Goal of the exercise ->
Assemble all lines in which the string "некоммерческим" appears.

>> BEGIN Task data

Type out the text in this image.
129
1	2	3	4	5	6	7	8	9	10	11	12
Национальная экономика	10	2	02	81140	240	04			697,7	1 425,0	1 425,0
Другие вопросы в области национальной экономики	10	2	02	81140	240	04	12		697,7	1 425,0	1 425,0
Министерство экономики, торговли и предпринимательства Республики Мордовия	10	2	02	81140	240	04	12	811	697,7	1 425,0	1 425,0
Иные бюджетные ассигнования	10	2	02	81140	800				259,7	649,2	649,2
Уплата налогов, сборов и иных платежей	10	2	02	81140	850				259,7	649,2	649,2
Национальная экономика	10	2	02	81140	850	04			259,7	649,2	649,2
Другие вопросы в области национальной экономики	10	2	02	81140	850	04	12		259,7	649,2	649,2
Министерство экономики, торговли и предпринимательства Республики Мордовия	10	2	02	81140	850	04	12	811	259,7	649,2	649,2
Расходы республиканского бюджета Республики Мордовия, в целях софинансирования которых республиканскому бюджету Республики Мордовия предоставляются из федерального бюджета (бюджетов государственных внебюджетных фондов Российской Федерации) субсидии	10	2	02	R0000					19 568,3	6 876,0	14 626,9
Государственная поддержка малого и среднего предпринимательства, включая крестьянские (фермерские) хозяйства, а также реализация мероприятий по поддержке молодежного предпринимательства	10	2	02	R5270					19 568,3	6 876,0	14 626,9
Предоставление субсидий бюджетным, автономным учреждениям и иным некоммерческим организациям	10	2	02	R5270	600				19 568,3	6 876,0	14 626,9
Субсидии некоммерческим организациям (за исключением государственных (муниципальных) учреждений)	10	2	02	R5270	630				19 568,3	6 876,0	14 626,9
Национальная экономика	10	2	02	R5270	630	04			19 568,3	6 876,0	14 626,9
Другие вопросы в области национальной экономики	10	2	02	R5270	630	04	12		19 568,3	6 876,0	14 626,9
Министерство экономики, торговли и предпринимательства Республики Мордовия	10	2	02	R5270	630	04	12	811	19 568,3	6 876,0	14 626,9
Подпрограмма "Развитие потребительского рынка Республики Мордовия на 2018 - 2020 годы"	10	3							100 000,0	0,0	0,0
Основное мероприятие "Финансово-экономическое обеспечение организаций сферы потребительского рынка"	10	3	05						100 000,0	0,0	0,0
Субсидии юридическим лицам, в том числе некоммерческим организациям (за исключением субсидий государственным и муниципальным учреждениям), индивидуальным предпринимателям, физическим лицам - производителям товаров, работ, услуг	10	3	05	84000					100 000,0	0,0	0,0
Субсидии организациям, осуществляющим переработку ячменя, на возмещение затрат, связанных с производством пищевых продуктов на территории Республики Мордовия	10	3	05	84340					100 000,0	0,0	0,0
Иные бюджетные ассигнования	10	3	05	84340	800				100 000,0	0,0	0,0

>> END Task data

Solution to this exercise ->
Предоставление субсидий бюджетным, автономным учреждениям и иным некоммерческим организациям	10	2	02	R5270	600				19 568,3	6 876,0	14 626,9
Субсидии некоммерческим организациям (за исключением государственных (муниципальных) учреждений)	10	2	02	R5270	630				19 568,3	6 876,0	14 626,9
Субсидии юридическим лицам, в том числе некоммерческим организациям (за исключением субсидий государственным и муниципальным учреждениям), индивидуальным предпринимателям, физическим лицам - производителям товаров, работ, услуг	10	3	05	84000					100 000,0	0,0	0,0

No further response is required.